Goal ▸
Copy, exactly and only, the lines from the one with "Serialize everything readable" up to and including the one with "What's the underlying", leaving pictures out.

* start Provided material *

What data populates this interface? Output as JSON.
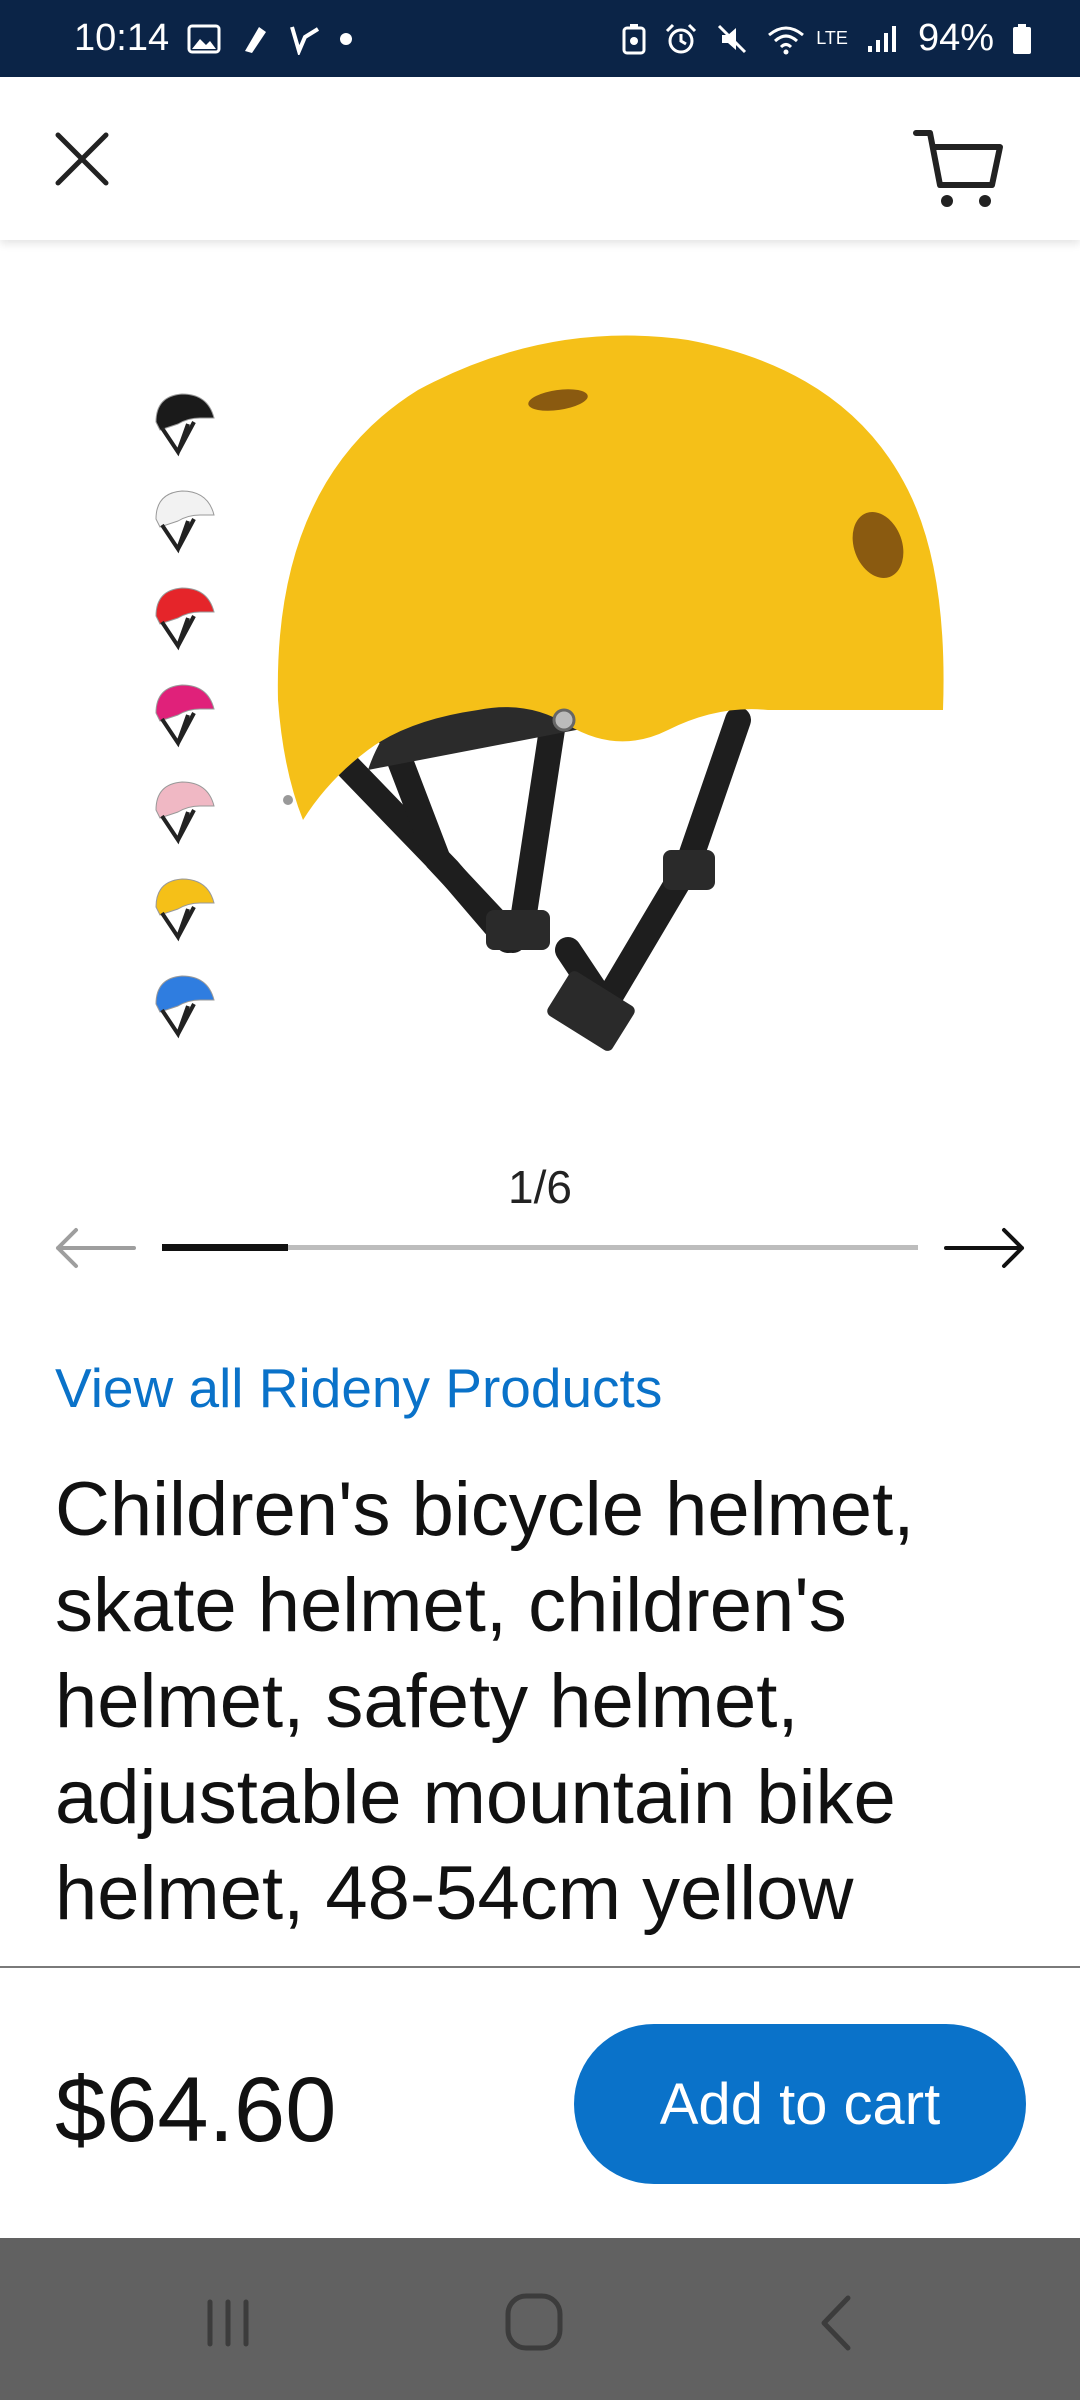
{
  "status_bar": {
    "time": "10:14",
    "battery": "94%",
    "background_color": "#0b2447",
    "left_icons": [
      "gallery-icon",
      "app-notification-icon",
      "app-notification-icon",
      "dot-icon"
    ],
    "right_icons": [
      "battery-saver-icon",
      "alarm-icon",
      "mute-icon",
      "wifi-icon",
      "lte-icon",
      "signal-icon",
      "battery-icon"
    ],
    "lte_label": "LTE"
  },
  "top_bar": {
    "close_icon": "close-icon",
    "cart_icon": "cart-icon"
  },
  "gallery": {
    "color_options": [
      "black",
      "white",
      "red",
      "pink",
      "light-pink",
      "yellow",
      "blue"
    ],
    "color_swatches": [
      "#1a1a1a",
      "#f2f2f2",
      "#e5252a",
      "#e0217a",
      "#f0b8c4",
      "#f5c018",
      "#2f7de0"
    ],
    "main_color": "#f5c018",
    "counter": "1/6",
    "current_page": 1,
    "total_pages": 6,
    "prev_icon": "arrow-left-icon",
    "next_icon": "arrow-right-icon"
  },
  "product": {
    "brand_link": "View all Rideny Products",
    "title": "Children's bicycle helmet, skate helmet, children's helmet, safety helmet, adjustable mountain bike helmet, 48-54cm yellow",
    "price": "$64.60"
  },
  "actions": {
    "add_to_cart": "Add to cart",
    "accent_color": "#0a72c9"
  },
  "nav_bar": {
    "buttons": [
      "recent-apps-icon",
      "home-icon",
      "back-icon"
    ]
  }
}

* end Provided material *
* start Provided material *

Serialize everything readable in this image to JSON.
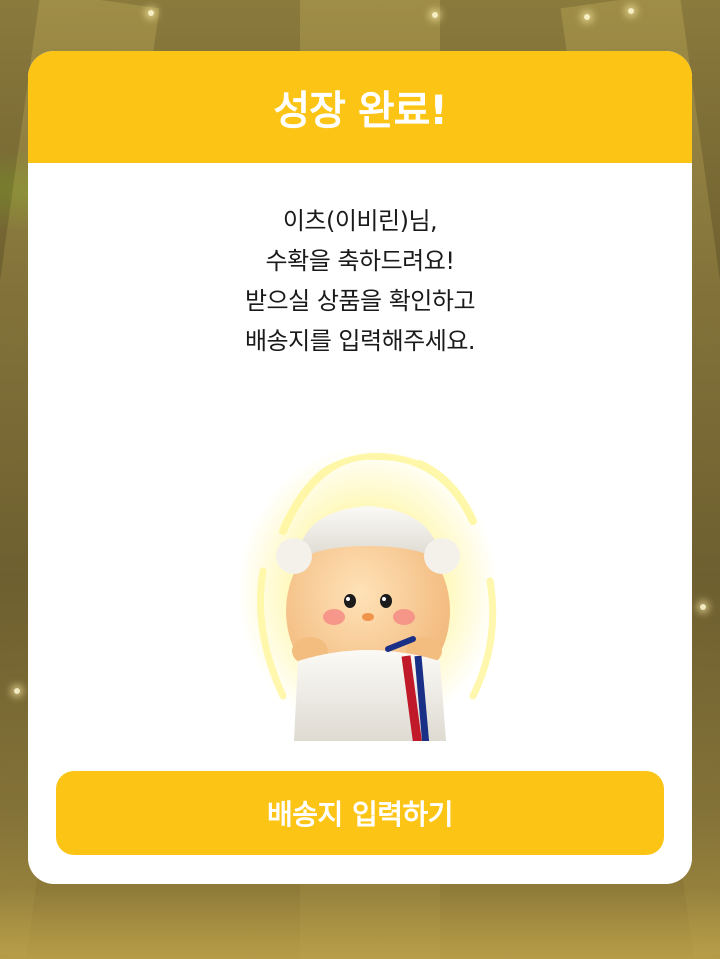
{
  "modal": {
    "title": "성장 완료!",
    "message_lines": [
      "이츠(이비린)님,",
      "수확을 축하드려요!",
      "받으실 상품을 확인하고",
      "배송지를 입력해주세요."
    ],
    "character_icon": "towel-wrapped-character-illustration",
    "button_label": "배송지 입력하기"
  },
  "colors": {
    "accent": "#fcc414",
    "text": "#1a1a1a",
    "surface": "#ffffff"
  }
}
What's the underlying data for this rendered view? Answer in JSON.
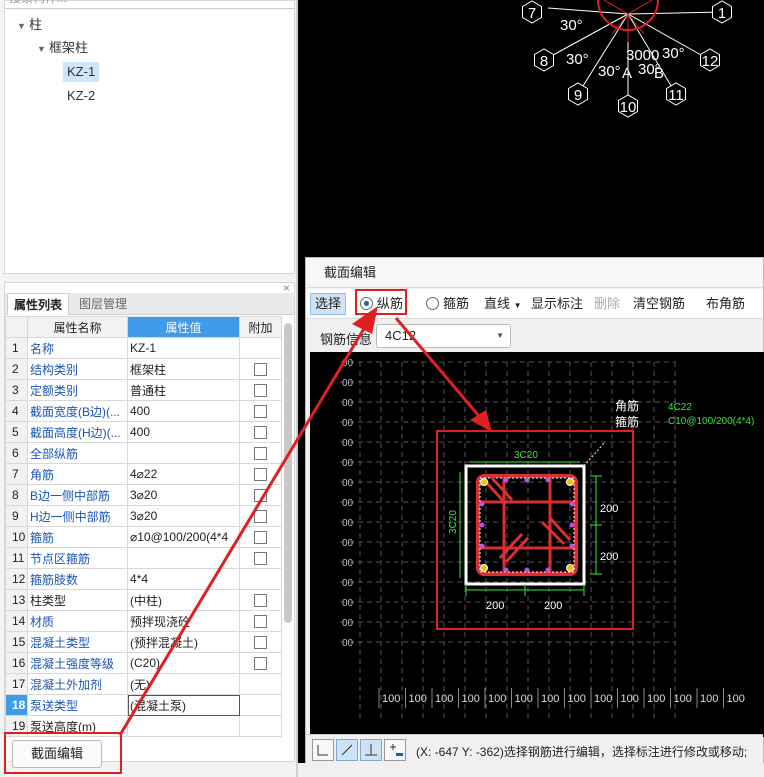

* end Provided material *

Expected output ▸
Serialize everything readable in this image to JSON.
{
  "modal": {
    "title": "성장 완료!",
    "message_lines": [
      "이츠(이비린)님,",
      "수확을 축하드려요!",
      "받으실 상품을 확인하고",
      "배송지를 입력해주세요."
    ],
    "character_icon": "towel-wrapped-character-illustration",
    "button_label": "배송지 입력하기"
  },
  "colors": {
    "accent": "#fcc414",
    "text": "#1a1a1a",
    "surface": "#ffffff"
  }
}
What's the underlying data for this rendered view? Answer in JSON.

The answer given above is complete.